> **Data supplied**:
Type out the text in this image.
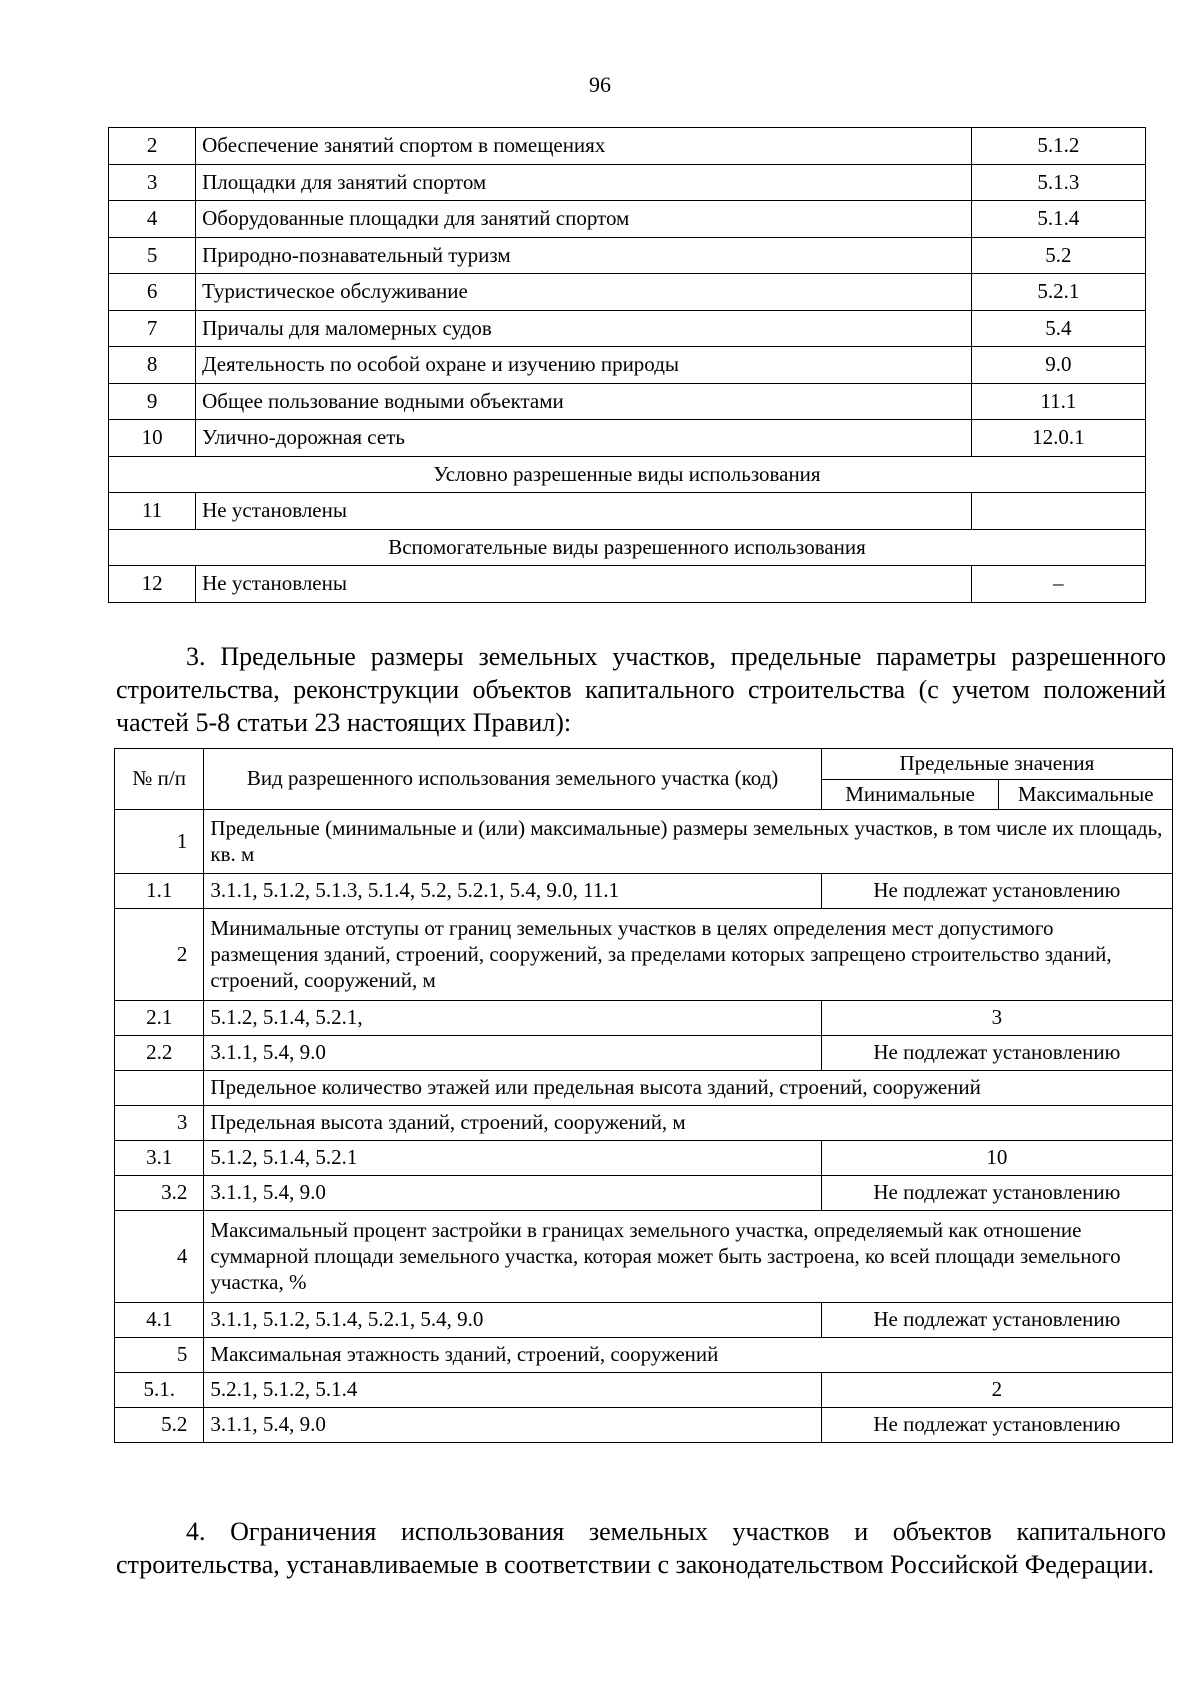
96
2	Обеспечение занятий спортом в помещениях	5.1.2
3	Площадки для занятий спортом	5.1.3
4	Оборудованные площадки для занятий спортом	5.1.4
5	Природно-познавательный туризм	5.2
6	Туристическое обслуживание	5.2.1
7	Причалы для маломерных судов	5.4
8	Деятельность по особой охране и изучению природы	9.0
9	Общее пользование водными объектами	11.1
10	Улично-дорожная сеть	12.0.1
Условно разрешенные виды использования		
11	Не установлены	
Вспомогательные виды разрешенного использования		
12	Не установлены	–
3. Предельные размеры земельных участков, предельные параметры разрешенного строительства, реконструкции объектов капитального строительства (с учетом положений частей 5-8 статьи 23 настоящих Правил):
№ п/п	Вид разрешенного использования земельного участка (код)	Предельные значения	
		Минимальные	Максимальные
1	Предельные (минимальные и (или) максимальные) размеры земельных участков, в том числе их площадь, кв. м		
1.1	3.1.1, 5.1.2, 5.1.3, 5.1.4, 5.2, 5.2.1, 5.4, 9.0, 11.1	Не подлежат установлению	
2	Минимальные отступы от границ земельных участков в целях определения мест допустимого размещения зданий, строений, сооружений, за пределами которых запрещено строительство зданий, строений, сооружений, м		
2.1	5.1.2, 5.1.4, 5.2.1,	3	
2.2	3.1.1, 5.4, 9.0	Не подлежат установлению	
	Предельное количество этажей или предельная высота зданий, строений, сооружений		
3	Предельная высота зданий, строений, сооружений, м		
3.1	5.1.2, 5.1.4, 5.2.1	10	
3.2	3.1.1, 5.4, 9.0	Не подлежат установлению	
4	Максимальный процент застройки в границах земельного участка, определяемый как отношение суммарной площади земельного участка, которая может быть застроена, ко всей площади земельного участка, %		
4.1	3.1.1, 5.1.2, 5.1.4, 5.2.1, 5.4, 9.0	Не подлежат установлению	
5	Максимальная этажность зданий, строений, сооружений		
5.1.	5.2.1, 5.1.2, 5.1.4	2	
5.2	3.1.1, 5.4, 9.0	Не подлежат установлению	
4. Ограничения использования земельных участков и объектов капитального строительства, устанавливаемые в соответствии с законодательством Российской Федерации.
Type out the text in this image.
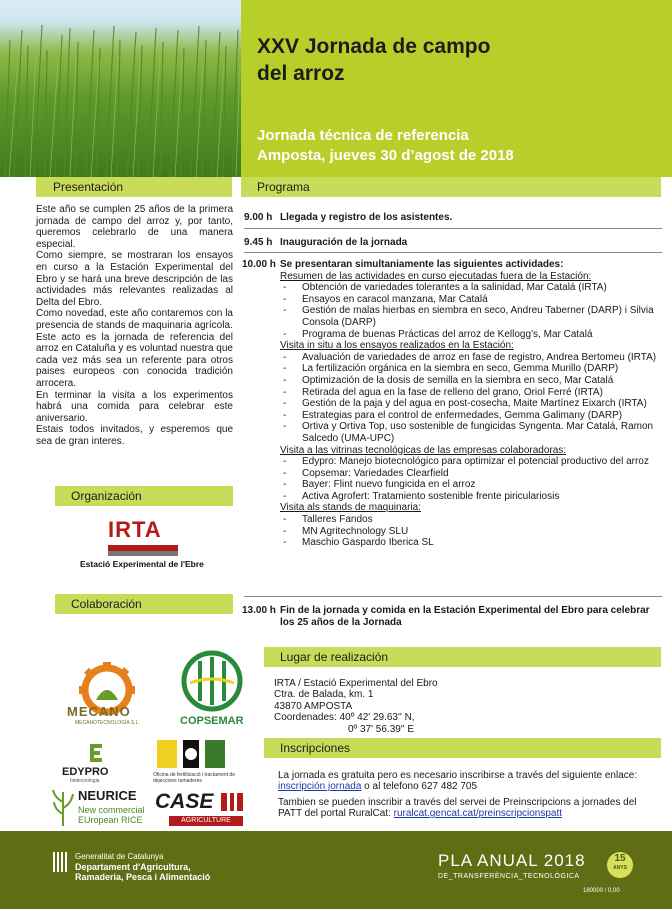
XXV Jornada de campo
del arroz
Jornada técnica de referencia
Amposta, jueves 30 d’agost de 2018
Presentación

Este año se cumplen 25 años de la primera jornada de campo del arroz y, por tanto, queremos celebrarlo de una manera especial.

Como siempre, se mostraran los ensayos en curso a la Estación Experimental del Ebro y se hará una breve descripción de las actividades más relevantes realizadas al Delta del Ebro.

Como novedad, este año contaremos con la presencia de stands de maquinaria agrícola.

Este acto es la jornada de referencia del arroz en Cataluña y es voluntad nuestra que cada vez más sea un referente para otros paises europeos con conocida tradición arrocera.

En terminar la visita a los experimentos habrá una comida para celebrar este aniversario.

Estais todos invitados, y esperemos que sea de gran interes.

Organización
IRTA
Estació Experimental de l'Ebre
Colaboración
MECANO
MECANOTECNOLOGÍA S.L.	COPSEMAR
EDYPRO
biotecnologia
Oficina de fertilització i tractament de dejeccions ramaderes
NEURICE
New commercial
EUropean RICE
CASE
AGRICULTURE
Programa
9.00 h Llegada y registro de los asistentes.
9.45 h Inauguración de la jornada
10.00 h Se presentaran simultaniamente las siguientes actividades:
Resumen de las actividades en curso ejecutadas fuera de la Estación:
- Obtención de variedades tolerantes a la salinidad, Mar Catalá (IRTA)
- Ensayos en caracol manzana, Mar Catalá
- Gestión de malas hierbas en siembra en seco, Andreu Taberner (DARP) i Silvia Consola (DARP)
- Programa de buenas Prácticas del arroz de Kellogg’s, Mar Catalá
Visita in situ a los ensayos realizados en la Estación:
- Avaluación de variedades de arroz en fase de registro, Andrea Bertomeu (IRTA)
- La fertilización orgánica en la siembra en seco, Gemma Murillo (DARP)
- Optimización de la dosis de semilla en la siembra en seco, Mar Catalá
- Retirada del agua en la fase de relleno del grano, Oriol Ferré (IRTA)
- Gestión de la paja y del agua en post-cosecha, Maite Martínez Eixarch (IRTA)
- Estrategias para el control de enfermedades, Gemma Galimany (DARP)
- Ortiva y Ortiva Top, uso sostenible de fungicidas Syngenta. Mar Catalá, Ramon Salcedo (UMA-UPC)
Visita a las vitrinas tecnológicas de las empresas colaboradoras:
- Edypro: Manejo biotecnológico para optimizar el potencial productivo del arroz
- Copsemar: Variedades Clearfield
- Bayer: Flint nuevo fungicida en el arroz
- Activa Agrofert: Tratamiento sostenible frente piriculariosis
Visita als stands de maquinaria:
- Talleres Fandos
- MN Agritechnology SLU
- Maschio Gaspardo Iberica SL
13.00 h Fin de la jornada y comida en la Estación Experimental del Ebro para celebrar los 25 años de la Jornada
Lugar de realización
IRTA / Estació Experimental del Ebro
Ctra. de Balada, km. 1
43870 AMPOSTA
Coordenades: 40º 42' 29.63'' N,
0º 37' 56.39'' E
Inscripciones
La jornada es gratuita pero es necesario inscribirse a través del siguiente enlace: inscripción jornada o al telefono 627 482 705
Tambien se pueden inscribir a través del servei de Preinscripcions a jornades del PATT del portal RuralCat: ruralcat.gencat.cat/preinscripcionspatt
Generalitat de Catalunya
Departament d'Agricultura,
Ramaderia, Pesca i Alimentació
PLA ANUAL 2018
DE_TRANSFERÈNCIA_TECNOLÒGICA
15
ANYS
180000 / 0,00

> **Goal**:
How many lines of the listing include the string "agua"? Answer with the number alone.

> **Solved exercise**:
2